(Stored records)
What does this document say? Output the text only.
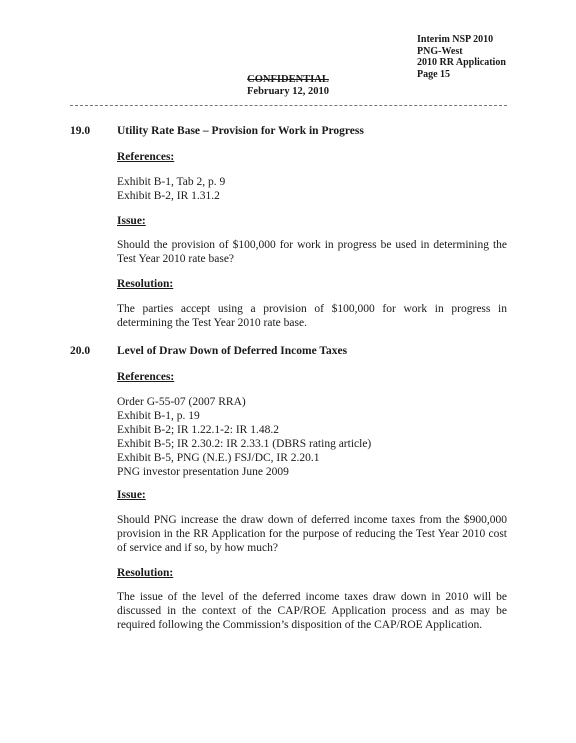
Interim NSP 2010
PNG-West
2010 RR Application
Page 15
CONFIDENTIAL
February 12, 2010
19.0 Utility Rate Base – Provision for Work in Progress
References:
Exhibit B-1, Tab 2, p. 9
Exhibit B-2, IR 1.31.2
Issue:
Should the provision of $100,000 for work in progress be used in determining the Test Year 2010 rate base?
Resolution:
The parties accept using a provision of $100,000 for work in progress in determining the Test Year 2010 rate base.
20.0 Level of Draw Down of Deferred Income Taxes
References:
Order G-55-07 (2007 RRA)
Exhibit B-1, p. 19
Exhibit B-2; IR 1.22.1-2: IR 1.48.2
Exhibit B-5; IR 2.30.2: IR 2.33.1 (DBRS rating article)
Exhibit B-5, PNG (N.E.) FSJ/DC, IR 2.20.1
PNG investor presentation June 2009
Issue:
Should PNG increase the draw down of deferred income taxes from the $900,000 provision in the RR Application for the purpose of reducing the Test Year 2010 cost of service and if so, by how much?
Resolution:
The issue of the level of the deferred income taxes draw down in 2010 will be discussed in the context of the CAP/ROE Application process and as may be required following the Commission’s disposition of the CAP/ROE Application.
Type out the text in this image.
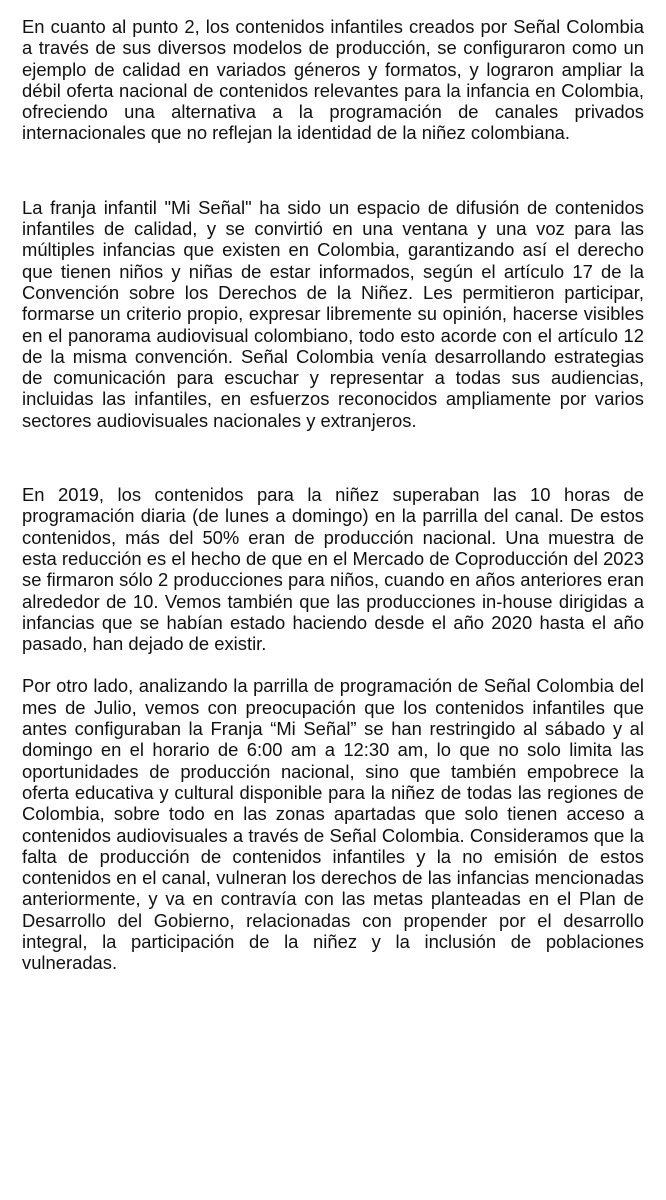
En cuanto al punto 2, los contenidos infantiles creados por Señal Colombia a través de sus diversos modelos de producción, se configuraron como un ejemplo de calidad en variados géneros y formatos, y lograron ampliar la débil oferta nacional de contenidos relevantes para la infancia en Colombia, ofreciendo una alternativa a la programación de canales privados internacionales que no reflejan la identidad de la niñez colombiana.

La franja infantil "Mi Señal" ha sido un espacio de difusión de contenidos infantiles de calidad, y se convirtió en una ventana y una voz para las múltiples infancias que existen en Colombia, garantizando así el derecho que tienen niños y niñas de estar informados, según el artículo 17 de la Convención sobre los Derechos de la Niñez. Les permitieron participar, formarse un criterio propio, expresar libremente su opinión, hacerse visibles en el panorama audiovisual colombiano, todo esto acorde con el artículo 12 de la misma convención. Señal Colombia venía desarrollando estrategias de comunicación para escuchar y representar a todas sus audiencias, incluidas las infantiles, en esfuerzos reconocidos ampliamente por varios sectores audiovisuales nacionales y extranjeros.

En 2019, los contenidos para la niñez superaban las 10 horas de programación diaria (de lunes a domingo) en la parrilla del canal. De estos contenidos, más del 50% eran de producción nacional. Una muestra de esta reducción es el hecho de que en el Mercado de Coproducción del 2023 se firmaron sólo 2 producciones para niños, cuando en años anteriores eran alrededor de 10. Vemos también que las producciones in-house dirigidas a infancias que se habían estado haciendo desde el año 2020 hasta el año pasado, han dejado de existir.

Por otro lado, analizando la parrilla de programación de Señal Colombia del mes de Julio, vemos con preocupación que los contenidos infantiles que antes configuraban la Franja “Mi Señal” se han restringido al sábado y al domingo en el horario de 6:00 am a 12:30 am, lo que no solo limita las oportunidades de producción nacional, sino que también empobrece la oferta educativa y cultural disponible para la niñez de todas las regiones de Colombia, sobre todo en las zonas apartadas que solo tienen acceso a contenidos audiovisuales a través de Señal Colombia. Consideramos que la falta de producción de contenidos infantiles y la no emisión de estos contenidos en el canal, vulneran los derechos de las infancias mencionadas anteriormente, y va en contravía con las metas planteadas en el Plan de Desarrollo del Gobierno, relacionadas con propender por el desarrollo integral, la participación de la niñez y la inclusión de poblaciones vulneradas.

*Your instructions*.
A number is the only answer here: how many lines of the material above contain "Application"?

*Output below*.
3